--- BEGIN DATA FOR THIS EXERCISE ---
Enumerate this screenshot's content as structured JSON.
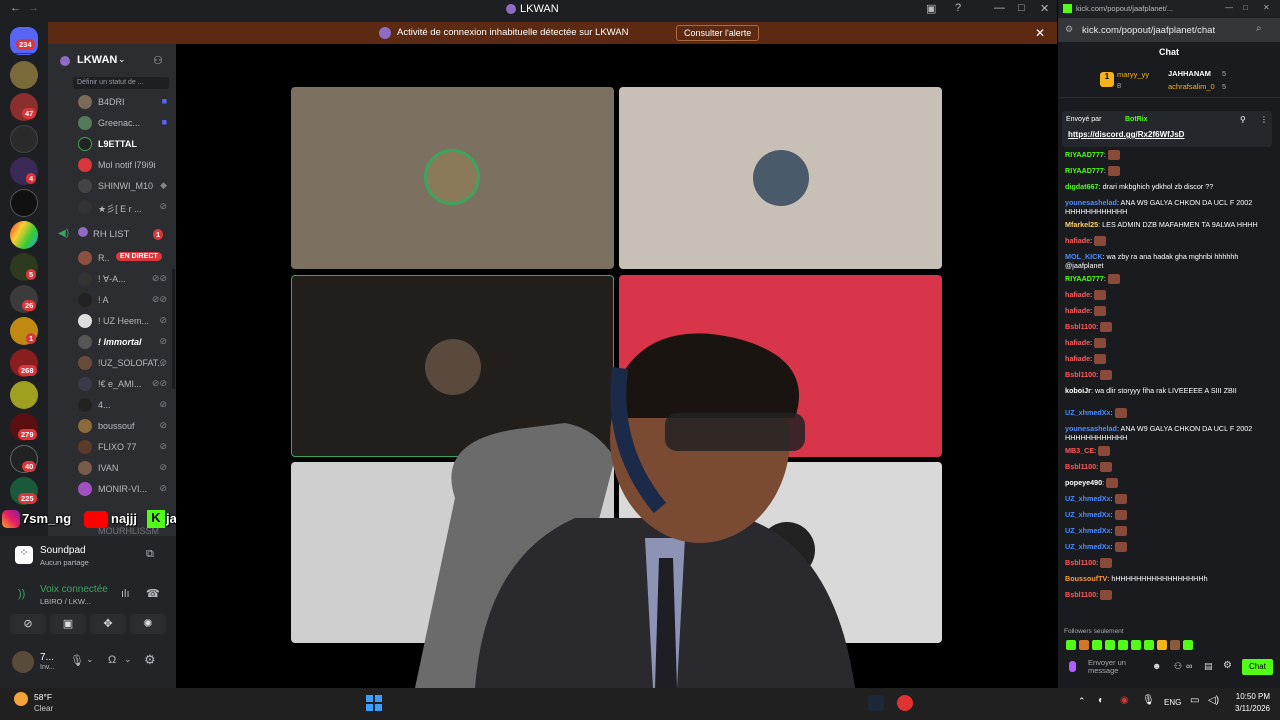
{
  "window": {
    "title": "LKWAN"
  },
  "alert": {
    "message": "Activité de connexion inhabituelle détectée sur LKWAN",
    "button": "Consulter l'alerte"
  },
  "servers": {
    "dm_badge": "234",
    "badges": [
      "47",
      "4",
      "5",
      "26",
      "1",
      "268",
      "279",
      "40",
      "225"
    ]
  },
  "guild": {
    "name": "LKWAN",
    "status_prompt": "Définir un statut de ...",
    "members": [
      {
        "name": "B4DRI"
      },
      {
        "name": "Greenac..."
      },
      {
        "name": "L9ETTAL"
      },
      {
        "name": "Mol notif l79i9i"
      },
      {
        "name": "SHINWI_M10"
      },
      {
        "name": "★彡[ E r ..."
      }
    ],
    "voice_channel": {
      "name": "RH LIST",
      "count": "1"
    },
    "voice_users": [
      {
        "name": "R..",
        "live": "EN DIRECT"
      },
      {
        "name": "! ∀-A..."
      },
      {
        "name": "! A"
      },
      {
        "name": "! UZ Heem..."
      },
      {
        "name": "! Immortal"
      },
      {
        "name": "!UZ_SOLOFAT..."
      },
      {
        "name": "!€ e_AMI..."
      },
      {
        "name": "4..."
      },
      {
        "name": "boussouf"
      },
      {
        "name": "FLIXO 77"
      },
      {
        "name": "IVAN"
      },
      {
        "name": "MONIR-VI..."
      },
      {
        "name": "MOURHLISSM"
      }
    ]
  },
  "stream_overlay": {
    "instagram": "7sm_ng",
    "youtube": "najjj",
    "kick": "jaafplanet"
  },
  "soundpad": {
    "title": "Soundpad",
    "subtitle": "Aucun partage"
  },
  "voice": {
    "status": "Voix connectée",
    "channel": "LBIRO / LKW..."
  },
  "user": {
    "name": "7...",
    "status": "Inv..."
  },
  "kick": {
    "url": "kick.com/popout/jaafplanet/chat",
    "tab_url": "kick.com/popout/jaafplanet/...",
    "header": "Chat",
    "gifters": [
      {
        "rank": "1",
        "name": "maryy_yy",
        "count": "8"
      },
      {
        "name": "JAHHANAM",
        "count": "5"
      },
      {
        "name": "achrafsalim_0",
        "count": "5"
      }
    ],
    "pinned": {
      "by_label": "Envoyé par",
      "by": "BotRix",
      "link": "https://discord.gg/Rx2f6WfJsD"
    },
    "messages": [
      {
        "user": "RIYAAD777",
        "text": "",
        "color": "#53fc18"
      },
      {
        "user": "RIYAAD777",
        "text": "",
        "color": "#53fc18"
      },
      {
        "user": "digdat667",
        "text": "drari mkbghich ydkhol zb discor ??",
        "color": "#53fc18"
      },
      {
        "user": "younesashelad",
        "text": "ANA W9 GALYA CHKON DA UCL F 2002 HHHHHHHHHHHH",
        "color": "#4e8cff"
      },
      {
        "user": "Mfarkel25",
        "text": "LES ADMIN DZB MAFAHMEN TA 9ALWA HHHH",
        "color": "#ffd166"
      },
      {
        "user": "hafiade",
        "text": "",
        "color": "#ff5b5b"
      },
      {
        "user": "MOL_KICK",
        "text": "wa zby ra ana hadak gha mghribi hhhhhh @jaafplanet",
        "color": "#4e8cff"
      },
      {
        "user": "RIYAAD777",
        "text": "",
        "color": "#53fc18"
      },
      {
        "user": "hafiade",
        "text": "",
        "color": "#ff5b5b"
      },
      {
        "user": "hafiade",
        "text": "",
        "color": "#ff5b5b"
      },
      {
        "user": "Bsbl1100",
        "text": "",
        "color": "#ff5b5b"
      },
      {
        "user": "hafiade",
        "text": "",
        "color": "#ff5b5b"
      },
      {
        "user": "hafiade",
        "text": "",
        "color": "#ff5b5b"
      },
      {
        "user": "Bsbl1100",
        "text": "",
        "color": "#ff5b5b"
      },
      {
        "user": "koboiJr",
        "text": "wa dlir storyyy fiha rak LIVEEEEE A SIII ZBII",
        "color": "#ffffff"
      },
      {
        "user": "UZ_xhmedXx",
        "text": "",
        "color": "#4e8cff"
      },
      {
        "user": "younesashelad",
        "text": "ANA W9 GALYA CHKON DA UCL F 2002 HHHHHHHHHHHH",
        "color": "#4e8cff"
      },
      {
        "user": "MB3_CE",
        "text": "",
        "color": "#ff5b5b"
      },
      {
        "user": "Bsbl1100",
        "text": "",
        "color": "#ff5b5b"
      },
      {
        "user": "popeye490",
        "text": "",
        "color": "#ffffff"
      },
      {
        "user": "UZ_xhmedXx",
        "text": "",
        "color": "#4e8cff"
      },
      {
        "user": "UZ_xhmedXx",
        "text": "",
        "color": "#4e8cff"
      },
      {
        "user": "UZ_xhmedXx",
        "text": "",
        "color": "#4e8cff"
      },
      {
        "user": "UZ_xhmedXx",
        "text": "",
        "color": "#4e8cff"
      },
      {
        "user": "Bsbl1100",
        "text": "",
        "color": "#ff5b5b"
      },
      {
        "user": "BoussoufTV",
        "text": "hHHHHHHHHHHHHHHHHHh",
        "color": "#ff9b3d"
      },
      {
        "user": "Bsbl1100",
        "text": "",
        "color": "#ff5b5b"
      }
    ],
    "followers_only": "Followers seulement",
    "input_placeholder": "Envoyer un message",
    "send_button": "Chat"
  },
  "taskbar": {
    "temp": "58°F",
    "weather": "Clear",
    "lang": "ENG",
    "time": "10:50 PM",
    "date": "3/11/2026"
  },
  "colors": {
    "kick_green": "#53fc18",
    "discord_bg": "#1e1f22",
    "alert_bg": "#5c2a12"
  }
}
--- END DATA FOR THIS EXERCISE ---
**PROBLEM STATEMENT:**
Your copy should match the entries exactly, minus the pictures.

**WORKED SOLUTION:**
Enumerate this screenshot's content as structured JSON.
{
  "window": {
    "title": "LKWAN"
  },
  "alert": {
    "message": "Activité de connexion inhabituelle détectée sur LKWAN",
    "button": "Consulter l'alerte"
  },
  "servers": {
    "dm_badge": "234",
    "badges": [
      "47",
      "4",
      "5",
      "26",
      "1",
      "268",
      "279",
      "40",
      "225"
    ]
  },
  "guild": {
    "name": "LKWAN",
    "status_prompt": "Définir un statut de ...",
    "members": [
      {
        "name": "B4DRI"
      },
      {
        "name": "Greenac..."
      },
      {
        "name": "L9ETTAL"
      },
      {
        "name": "Mol notif l79i9i"
      },
      {
        "name": "SHINWI_M10"
      },
      {
        "name": "★彡[ E r ..."
      }
    ],
    "voice_channel": {
      "name": "RH LIST",
      "count": "1"
    },
    "voice_users": [
      {
        "name": "R..",
        "live": "EN DIRECT"
      },
      {
        "name": "! ∀-A..."
      },
      {
        "name": "! A"
      },
      {
        "name": "! UZ Heem..."
      },
      {
        "name": "! Immortal"
      },
      {
        "name": "!UZ_SOLOFAT..."
      },
      {
        "name": "!€ e_AMI..."
      },
      {
        "name": "4..."
      },
      {
        "name": "boussouf"
      },
      {
        "name": "FLIXO 77"
      },
      {
        "name": "IVAN"
      },
      {
        "name": "MONIR-VI..."
      },
      {
        "name": "MOURHLISSM"
      }
    ]
  },
  "stream_overlay": {
    "instagram": "7sm_ng",
    "youtube": "najjj",
    "kick": "jaafplanet"
  },
  "soundpad": {
    "title": "Soundpad",
    "subtitle": "Aucun partage"
  },
  "voice": {
    "status": "Voix connectée",
    "channel": "LBIRO / LKW..."
  },
  "user": {
    "name": "7...",
    "status": "Inv..."
  },
  "kick": {
    "url": "kick.com/popout/jaafplanet/chat",
    "tab_url": "kick.com/popout/jaafplanet/...",
    "header": "Chat",
    "gifters": [
      {
        "rank": "1",
        "name": "maryy_yy",
        "count": "8"
      },
      {
        "name": "JAHHANAM",
        "count": "5"
      },
      {
        "name": "achrafsalim_0",
        "count": "5"
      }
    ],
    "pinned": {
      "by_label": "Envoyé par",
      "by": "BotRix",
      "link": "https://discord.gg/Rx2f6WfJsD"
    },
    "messages": [
      {
        "user": "RIYAAD777",
        "text": "",
        "color": "#53fc18"
      },
      {
        "user": "RIYAAD777",
        "text": "",
        "color": "#53fc18"
      },
      {
        "user": "digdat667",
        "text": "drari mkbghich ydkhol zb discor ??",
        "color": "#53fc18"
      },
      {
        "user": "younesashelad",
        "text": "ANA W9 GALYA CHKON DA UCL F 2002 HHHHHHHHHHHH",
        "color": "#4e8cff"
      },
      {
        "user": "Mfarkel25",
        "text": "LES ADMIN DZB MAFAHMEN TA 9ALWA HHHH",
        "color": "#ffd166"
      },
      {
        "user": "hafiade",
        "text": "",
        "color": "#ff5b5b"
      },
      {
        "user": "MOL_KICK",
        "text": "wa zby ra ana hadak gha mghribi hhhhhh @jaafplanet",
        "color": "#4e8cff"
      },
      {
        "user": "RIYAAD777",
        "text": "",
        "color": "#53fc18"
      },
      {
        "user": "hafiade",
        "text": "",
        "color": "#ff5b5b"
      },
      {
        "user": "hafiade",
        "text": "",
        "color": "#ff5b5b"
      },
      {
        "user": "Bsbl1100",
        "text": "",
        "color": "#ff5b5b"
      },
      {
        "user": "hafiade",
        "text": "",
        "color": "#ff5b5b"
      },
      {
        "user": "hafiade",
        "text": "",
        "color": "#ff5b5b"
      },
      {
        "user": "Bsbl1100",
        "text": "",
        "color": "#ff5b5b"
      },
      {
        "user": "koboiJr",
        "text": "wa dlir storyyy fiha rak LIVEEEEE A SIII ZBII",
        "color": "#ffffff"
      },
      {
        "user": "UZ_xhmedXx",
        "text": "",
        "color": "#4e8cff"
      },
      {
        "user": "younesashelad",
        "text": "ANA W9 GALYA CHKON DA UCL F 2002 HHHHHHHHHHHH",
        "color": "#4e8cff"
      },
      {
        "user": "MB3_CE",
        "text": "",
        "color": "#ff5b5b"
      },
      {
        "user": "Bsbl1100",
        "text": "",
        "color": "#ff5b5b"
      },
      {
        "user": "popeye490",
        "text": "",
        "color": "#ffffff"
      },
      {
        "user": "UZ_xhmedXx",
        "text": "",
        "color": "#4e8cff"
      },
      {
        "user": "UZ_xhmedXx",
        "text": "",
        "color": "#4e8cff"
      },
      {
        "user": "UZ_xhmedXx",
        "text": "",
        "color": "#4e8cff"
      },
      {
        "user": "UZ_xhmedXx",
        "text": "",
        "color": "#4e8cff"
      },
      {
        "user": "Bsbl1100",
        "text": "",
        "color": "#ff5b5b"
      },
      {
        "user": "BoussoufTV",
        "text": "hHHHHHHHHHHHHHHHHHh",
        "color": "#ff9b3d"
      },
      {
        "user": "Bsbl1100",
        "text": "",
        "color": "#ff5b5b"
      }
    ],
    "followers_only": "Followers seulement",
    "input_placeholder": "Envoyer un message",
    "send_button": "Chat"
  },
  "taskbar": {
    "temp": "58°F",
    "weather": "Clear",
    "lang": "ENG",
    "time": "10:50 PM",
    "date": "3/11/2026"
  },
  "colors": {
    "kick_green": "#53fc18",
    "discord_bg": "#1e1f22",
    "alert_bg": "#5c2a12"
  }
}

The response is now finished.